'''
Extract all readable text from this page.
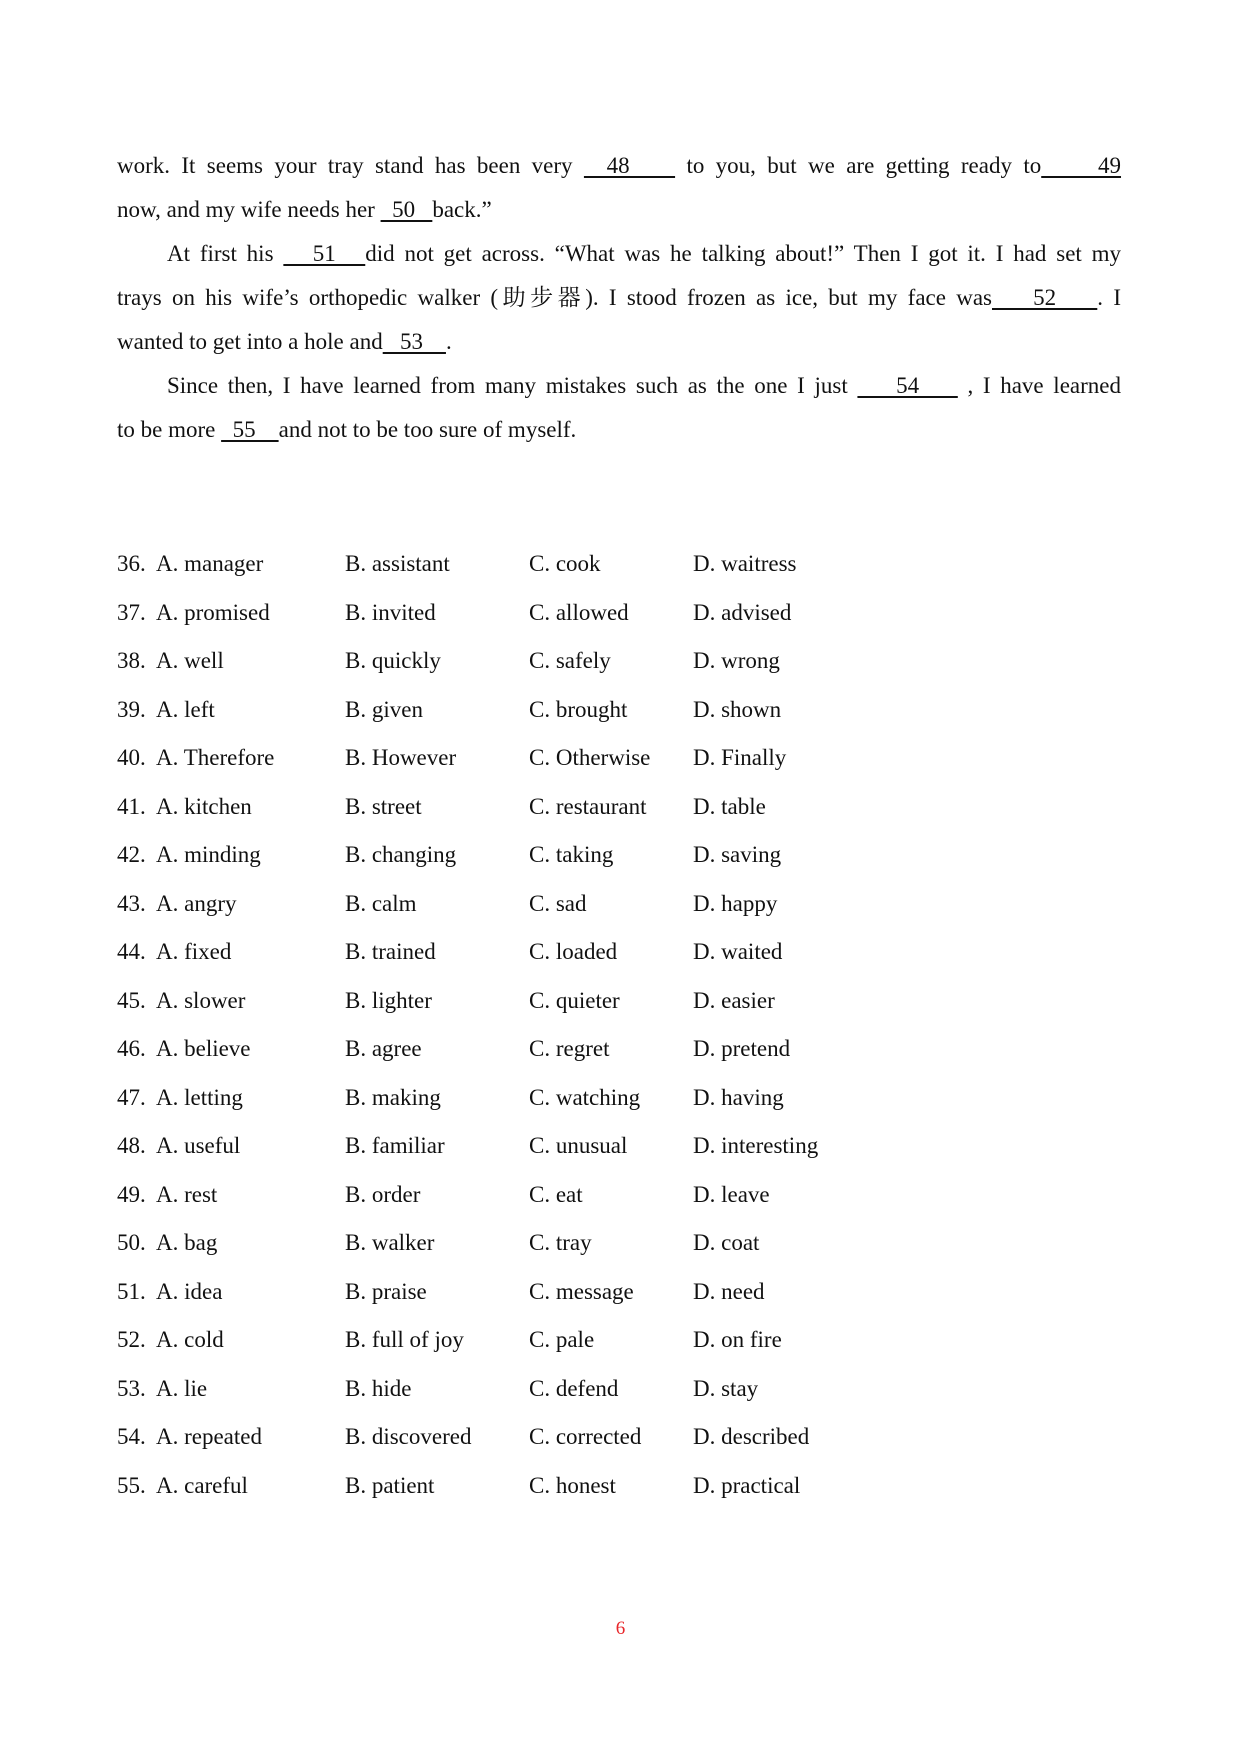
work. It seems your tray stand has been very   48     to you, but we are getting ready to     49
now, and my wife needs her   50   back.”
At first his    51   did not get across. “What was he talking about!” Then I got it. I had set my
trays on his wife’s orthopedic walker (助步器). I stood frozen as ice, but my face was    52    . I
wanted to get into a hole and   53    .
Since then, I have learned from many mistakes such as the one I just     54     , I have learned
to be more   55    and not to be too sure of myself.
36. A. manager	B. assistant	C. cook	D. waitress
37. A. promised	B. invited	C. allowed	D. advised
38. A. well	B. quickly	C. safely	D. wrong
39. A. left	B. given	C. brought	D. shown
40. A. Therefore	B. However	C. Otherwise D. Finally
41. A. kitchen	B. street	C. restaurant D. table
42. A. minding	B. changing	C. taking	D. saving
43. A. angry	B. calm	C. sad	D. happy
44. A. fixed	B. trained	C. loaded	D. waited
45. A. slower	B. lighter	C. quieter	D. easier
46. A. believe	B. agree	C. regret	D. pretend
47. A. letting	B. making	C. watching D. having
48. A. useful	B. familiar	C. unusual	D. interesting
49. A. rest	B. order	C. eat	D. leave
50. A. bag	B. walker	C. tray	D. coat
51. A. idea	B. praise	C. message	D. need
52. A. cold	B. full of joy	C. pale	D. on fire
53. A. lie	B. hide	C. defend	D. stay
54. A. repeated	B. discovered	C. corrected D. described
55. A. careful	B. patient	C. honest	D. practical
6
'''
Only a number is wanted: how many lines contain "from"?

- **Written response**
2